(Items listed in a dataset)
┄┄┄┄┄┄┄┄┄┄┄┄┄┄┄┄┄┄┄┄

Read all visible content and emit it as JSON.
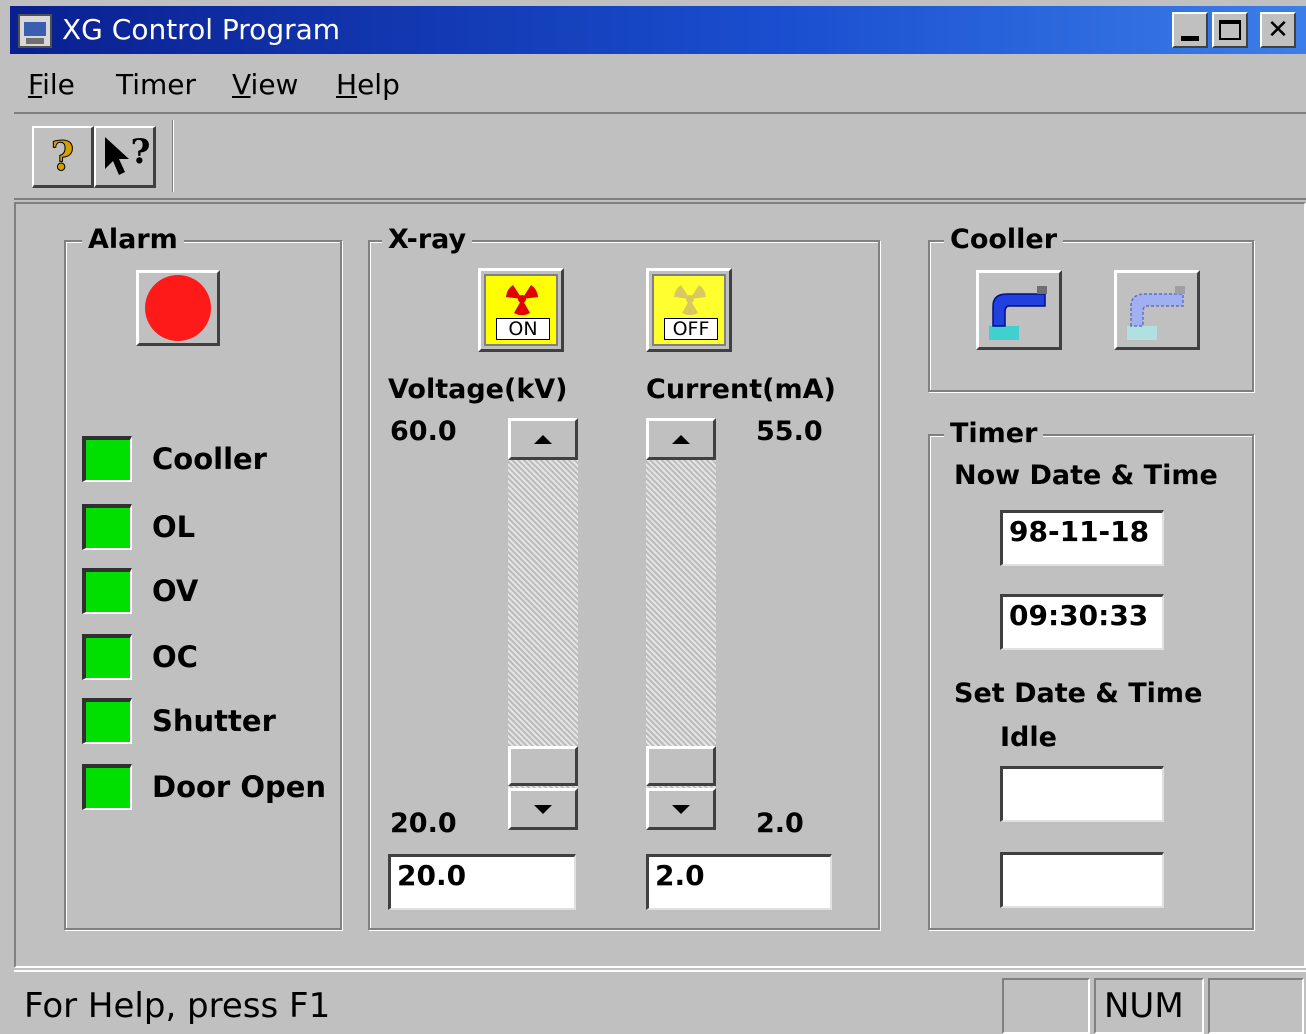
{
  "window": {
    "title": "XG Control Program"
  },
  "menu": {
    "items": [
      "File",
      "Timer",
      "View",
      "Help"
    ]
  },
  "toolbar": {
    "help_glyph": "?",
    "context_help_glyph": "?"
  },
  "alarm": {
    "title": "Alarm",
    "indicators": [
      "Cooller",
      "OL",
      "OV",
      "OC",
      "Shutter",
      "Door Open"
    ],
    "indicator_color": "#00e000",
    "alarm_color": "#ff1a1a"
  },
  "xray": {
    "title": "X-ray",
    "on_label": "ON",
    "off_label": "OFF",
    "voltage": {
      "label": "Voltage(kV)",
      "max": "60.0",
      "min": "20.0",
      "value": "20.0"
    },
    "current": {
      "label": "Current(mA)",
      "max": "55.0",
      "min": "2.0",
      "value": "2.0"
    }
  },
  "cooler": {
    "title": "Cooller"
  },
  "timer": {
    "title": "Timer",
    "now_label": "Now Date & Time",
    "now_date": "98-11-18",
    "now_time": "09:30:33",
    "set_label": "Set Date & Time",
    "state": "Idle",
    "set_date": "",
    "set_time": ""
  },
  "status": {
    "text": "For Help, press F1",
    "num_indicator": "NUM"
  }
}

┄┄┄┄┄┄┄┄┄┄┄┄┄┄┄┄┄┄┄┄

Given exercise: Replicate the material above verbatim; images stay out of the copy.

Correct result:
Read all visible content and emit it as JSON.
{
  "window": {
    "title": "XG Control Program"
  },
  "menu": {
    "items": [
      "File",
      "Timer",
      "View",
      "Help"
    ]
  },
  "toolbar": {
    "help_glyph": "?",
    "context_help_glyph": "?"
  },
  "alarm": {
    "title": "Alarm",
    "indicators": [
      "Cooller",
      "OL",
      "OV",
      "OC",
      "Shutter",
      "Door Open"
    ],
    "indicator_color": "#00e000",
    "alarm_color": "#ff1a1a"
  },
  "xray": {
    "title": "X-ray",
    "on_label": "ON",
    "off_label": "OFF",
    "voltage": {
      "label": "Voltage(kV)",
      "max": "60.0",
      "min": "20.0",
      "value": "20.0"
    },
    "current": {
      "label": "Current(mA)",
      "max": "55.0",
      "min": "2.0",
      "value": "2.0"
    }
  },
  "cooler": {
    "title": "Cooller"
  },
  "timer": {
    "title": "Timer",
    "now_label": "Now Date & Time",
    "now_date": "98-11-18",
    "now_time": "09:30:33",
    "set_label": "Set Date & Time",
    "state": "Idle",
    "set_date": "",
    "set_time": ""
  },
  "status": {
    "text": "For Help, press F1",
    "num_indicator": "NUM"
  }
}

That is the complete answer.